Leave out the pictures and reproduce all of the data exactly.

===== Records for processing

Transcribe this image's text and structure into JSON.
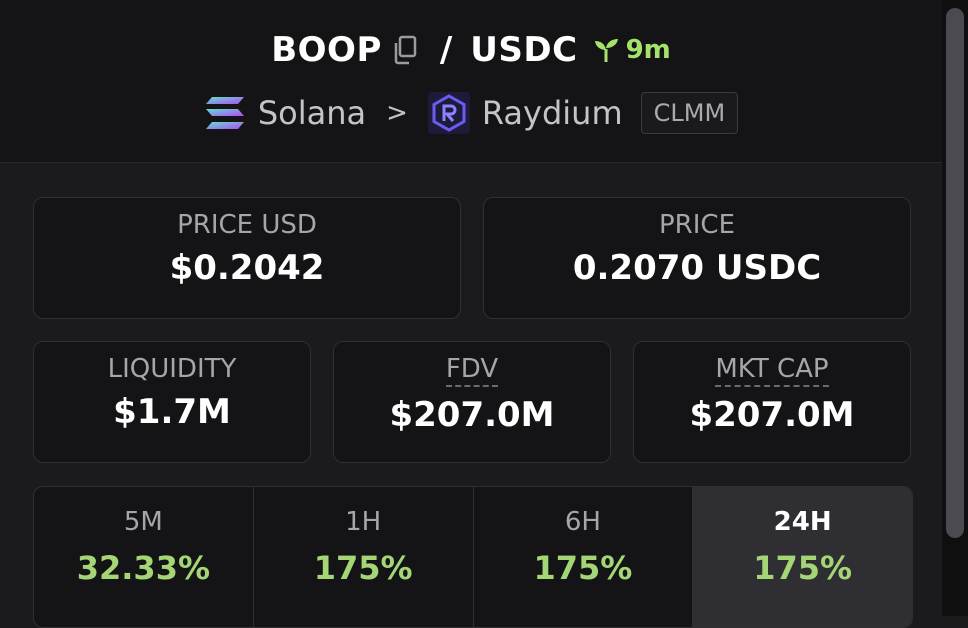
{
  "header": {
    "base": "BOOP",
    "quote": "USDC",
    "slash": "/",
    "age": "9m",
    "chain": "Solana",
    "separator": ">",
    "dex": "Raydium",
    "pool_type": "CLMM"
  },
  "stats": {
    "price_usd": {
      "label": "PRICE USD",
      "value": "$0.2042"
    },
    "price": {
      "label": "PRICE",
      "value": "0.2070 USDC"
    },
    "liquidity": {
      "label": "LIQUIDITY",
      "value": "$1.7M"
    },
    "fdv": {
      "label": "FDV",
      "value": "$207.0M"
    },
    "mkt_cap": {
      "label": "MKT CAP",
      "value": "$207.0M"
    }
  },
  "changes": [
    {
      "label": "5M",
      "value": "32.33%"
    },
    {
      "label": "1H",
      "value": "175%"
    },
    {
      "label": "6H",
      "value": "175%"
    },
    {
      "label": "24H",
      "value": "175%"
    }
  ],
  "colors": {
    "positive": "#a4d676",
    "age": "#a4e36a",
    "background": "#1b1b1e"
  }
}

==========

- **Result for this task**
Transcribe this image's text and structure into JSON.
{
  "header": {
    "base": "BOOP",
    "quote": "USDC",
    "slash": "/",
    "age": "9m",
    "chain": "Solana",
    "separator": ">",
    "dex": "Raydium",
    "pool_type": "CLMM"
  },
  "stats": {
    "price_usd": {
      "label": "PRICE USD",
      "value": "$0.2042"
    },
    "price": {
      "label": "PRICE",
      "value": "0.2070 USDC"
    },
    "liquidity": {
      "label": "LIQUIDITY",
      "value": "$1.7M"
    },
    "fdv": {
      "label": "FDV",
      "value": "$207.0M"
    },
    "mkt_cap": {
      "label": "MKT CAP",
      "value": "$207.0M"
    }
  },
  "changes": [
    {
      "label": "5M",
      "value": "32.33%"
    },
    {
      "label": "1H",
      "value": "175%"
    },
    {
      "label": "6H",
      "value": "175%"
    },
    {
      "label": "24H",
      "value": "175%"
    }
  ],
  "colors": {
    "positive": "#a4d676",
    "age": "#a4e36a",
    "background": "#1b1b1e"
  }
}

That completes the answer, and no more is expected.